▶ **WHAT YOU NEED TO DO**
Note each line in the data below that holds "level", and copy it.

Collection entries
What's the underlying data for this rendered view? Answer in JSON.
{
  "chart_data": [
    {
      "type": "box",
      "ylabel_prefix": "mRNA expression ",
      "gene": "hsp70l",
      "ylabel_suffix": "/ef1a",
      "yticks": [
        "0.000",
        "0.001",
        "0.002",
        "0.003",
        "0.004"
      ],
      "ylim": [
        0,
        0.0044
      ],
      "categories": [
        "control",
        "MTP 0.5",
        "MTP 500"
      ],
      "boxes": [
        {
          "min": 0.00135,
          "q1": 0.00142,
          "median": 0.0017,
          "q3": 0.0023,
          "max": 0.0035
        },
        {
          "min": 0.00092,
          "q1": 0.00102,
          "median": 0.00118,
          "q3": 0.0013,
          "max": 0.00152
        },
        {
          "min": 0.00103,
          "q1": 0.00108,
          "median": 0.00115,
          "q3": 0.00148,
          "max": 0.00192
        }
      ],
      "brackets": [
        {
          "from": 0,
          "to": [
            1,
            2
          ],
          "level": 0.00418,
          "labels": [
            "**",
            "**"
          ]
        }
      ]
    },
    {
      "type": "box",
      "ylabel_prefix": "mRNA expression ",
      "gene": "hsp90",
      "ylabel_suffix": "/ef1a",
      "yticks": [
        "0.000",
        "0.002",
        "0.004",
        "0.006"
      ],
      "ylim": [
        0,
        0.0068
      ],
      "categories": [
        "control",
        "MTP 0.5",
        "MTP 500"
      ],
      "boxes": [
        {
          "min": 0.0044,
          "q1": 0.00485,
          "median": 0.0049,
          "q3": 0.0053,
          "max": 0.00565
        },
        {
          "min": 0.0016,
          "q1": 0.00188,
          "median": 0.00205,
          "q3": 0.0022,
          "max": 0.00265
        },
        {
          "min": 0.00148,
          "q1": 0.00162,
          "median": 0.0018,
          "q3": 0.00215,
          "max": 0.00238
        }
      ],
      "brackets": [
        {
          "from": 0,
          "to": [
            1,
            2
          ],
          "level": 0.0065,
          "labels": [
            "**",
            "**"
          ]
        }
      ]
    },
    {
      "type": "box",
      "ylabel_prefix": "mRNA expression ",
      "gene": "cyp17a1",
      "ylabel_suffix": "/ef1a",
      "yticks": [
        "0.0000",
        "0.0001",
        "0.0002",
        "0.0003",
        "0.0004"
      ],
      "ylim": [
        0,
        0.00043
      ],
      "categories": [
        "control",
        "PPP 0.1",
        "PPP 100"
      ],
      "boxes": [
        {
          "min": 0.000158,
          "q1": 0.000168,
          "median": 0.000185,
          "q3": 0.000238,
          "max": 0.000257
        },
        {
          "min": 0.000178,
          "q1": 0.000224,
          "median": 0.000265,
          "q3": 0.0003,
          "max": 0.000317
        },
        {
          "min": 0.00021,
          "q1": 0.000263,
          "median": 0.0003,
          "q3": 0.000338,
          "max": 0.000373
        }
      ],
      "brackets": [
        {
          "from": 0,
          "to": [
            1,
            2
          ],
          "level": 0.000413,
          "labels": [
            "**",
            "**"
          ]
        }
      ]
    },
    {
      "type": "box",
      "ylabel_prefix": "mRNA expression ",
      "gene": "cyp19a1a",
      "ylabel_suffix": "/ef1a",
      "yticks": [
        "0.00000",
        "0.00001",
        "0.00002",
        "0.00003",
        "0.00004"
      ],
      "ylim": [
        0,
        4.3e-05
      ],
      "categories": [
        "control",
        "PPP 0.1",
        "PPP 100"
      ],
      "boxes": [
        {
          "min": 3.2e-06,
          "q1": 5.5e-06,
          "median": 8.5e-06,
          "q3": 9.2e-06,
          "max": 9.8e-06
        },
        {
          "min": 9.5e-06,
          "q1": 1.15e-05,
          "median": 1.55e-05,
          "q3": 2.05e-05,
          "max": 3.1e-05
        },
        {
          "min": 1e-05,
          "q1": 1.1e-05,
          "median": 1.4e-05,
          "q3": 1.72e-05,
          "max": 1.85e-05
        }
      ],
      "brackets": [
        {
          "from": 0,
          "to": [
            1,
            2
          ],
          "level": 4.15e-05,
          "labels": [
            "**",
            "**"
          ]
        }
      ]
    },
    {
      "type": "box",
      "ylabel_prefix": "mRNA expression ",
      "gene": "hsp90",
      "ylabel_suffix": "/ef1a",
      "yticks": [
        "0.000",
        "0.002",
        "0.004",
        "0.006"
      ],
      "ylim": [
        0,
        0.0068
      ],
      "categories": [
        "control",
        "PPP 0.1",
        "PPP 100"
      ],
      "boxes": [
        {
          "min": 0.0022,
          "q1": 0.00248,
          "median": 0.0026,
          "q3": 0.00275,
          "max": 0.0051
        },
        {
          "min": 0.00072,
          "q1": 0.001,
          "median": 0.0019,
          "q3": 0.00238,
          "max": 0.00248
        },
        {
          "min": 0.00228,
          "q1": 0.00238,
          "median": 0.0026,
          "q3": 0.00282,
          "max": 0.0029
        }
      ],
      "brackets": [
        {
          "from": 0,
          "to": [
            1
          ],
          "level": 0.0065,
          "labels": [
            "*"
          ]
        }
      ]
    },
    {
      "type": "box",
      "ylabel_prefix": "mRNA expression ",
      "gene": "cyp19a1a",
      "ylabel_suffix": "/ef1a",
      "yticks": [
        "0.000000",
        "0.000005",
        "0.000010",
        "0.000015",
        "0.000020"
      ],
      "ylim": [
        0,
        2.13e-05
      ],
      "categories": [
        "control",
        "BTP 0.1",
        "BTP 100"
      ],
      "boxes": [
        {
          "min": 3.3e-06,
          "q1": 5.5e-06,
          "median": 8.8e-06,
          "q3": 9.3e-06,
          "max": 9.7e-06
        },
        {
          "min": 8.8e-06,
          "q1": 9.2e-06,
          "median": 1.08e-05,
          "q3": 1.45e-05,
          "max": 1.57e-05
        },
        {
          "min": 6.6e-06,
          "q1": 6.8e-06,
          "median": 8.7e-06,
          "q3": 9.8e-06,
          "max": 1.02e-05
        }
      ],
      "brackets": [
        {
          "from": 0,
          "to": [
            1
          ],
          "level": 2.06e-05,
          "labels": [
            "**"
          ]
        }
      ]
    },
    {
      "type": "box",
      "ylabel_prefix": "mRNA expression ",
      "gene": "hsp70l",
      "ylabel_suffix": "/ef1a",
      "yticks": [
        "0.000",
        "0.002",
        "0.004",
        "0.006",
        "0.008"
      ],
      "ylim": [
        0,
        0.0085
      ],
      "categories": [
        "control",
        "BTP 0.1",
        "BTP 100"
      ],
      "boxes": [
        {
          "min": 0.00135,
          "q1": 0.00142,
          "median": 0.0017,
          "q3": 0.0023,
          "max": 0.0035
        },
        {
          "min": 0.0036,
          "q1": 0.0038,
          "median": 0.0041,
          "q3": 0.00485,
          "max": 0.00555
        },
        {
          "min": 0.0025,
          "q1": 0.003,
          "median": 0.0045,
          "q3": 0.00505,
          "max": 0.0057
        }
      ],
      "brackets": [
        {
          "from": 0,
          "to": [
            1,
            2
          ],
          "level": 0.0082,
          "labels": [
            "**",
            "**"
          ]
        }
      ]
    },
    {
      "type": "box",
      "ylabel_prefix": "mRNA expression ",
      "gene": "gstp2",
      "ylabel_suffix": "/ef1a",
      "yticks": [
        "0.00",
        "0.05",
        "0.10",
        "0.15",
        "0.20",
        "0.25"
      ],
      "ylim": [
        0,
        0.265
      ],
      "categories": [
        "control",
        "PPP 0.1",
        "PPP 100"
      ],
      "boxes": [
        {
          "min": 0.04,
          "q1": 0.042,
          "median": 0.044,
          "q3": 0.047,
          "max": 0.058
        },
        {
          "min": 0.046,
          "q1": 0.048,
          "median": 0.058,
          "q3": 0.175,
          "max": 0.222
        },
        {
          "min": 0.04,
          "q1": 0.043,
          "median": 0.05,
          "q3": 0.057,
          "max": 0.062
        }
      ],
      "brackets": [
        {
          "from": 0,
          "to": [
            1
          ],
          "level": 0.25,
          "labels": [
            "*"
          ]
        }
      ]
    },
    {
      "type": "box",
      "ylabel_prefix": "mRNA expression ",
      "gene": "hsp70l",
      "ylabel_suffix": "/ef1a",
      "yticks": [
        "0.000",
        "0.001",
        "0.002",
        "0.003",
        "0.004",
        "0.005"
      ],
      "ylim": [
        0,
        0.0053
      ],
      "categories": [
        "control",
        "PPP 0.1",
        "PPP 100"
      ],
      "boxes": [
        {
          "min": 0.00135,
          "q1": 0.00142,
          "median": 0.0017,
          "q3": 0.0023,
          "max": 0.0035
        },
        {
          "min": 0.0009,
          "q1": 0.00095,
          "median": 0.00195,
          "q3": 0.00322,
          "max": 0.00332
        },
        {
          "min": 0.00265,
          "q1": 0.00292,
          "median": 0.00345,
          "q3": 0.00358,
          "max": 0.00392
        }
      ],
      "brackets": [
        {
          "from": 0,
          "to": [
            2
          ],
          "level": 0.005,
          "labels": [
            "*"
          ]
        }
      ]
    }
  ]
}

▶ **SOLUTION TO THE EXERCISE**
          "level": 0.00418,
          "level": 0.0065,
          "level": 0.000413,
          "level": 4.15e-05,
          "level": 0.0065,
          "level": 2.06e-05,
          "level": 0.0082,
          "level": 0.25,
          "level": 0.005,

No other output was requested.